*INSTRUCTIONS FOR THE TASK*
Work through the data line by line, gathering every line that has the word "stitches".

*PROVIDED RECORDS*
☆ ☆ ☆ ☆ ☆ ☆ ☆

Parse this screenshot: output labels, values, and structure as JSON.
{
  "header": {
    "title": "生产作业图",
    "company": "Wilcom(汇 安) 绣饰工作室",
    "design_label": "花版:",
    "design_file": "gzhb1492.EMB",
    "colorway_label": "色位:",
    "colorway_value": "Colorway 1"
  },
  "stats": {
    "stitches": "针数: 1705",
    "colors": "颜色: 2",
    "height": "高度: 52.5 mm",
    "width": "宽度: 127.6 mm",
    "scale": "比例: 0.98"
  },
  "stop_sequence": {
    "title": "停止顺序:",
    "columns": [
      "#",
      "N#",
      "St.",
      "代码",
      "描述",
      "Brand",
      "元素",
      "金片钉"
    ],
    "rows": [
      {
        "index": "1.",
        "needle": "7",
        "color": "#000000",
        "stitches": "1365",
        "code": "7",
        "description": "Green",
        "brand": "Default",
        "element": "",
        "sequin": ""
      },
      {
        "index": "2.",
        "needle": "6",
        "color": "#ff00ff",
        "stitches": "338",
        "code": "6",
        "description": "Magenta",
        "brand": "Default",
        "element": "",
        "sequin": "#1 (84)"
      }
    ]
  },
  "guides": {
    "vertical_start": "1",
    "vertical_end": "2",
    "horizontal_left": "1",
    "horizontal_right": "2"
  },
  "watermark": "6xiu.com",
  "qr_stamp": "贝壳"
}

☆ ☆ ☆ ☆ ☆ ☆ ☆

*TASK RESULT*
    "stitches": "针数: 1705",
        "stitches": "1365",
        "stitches": "338",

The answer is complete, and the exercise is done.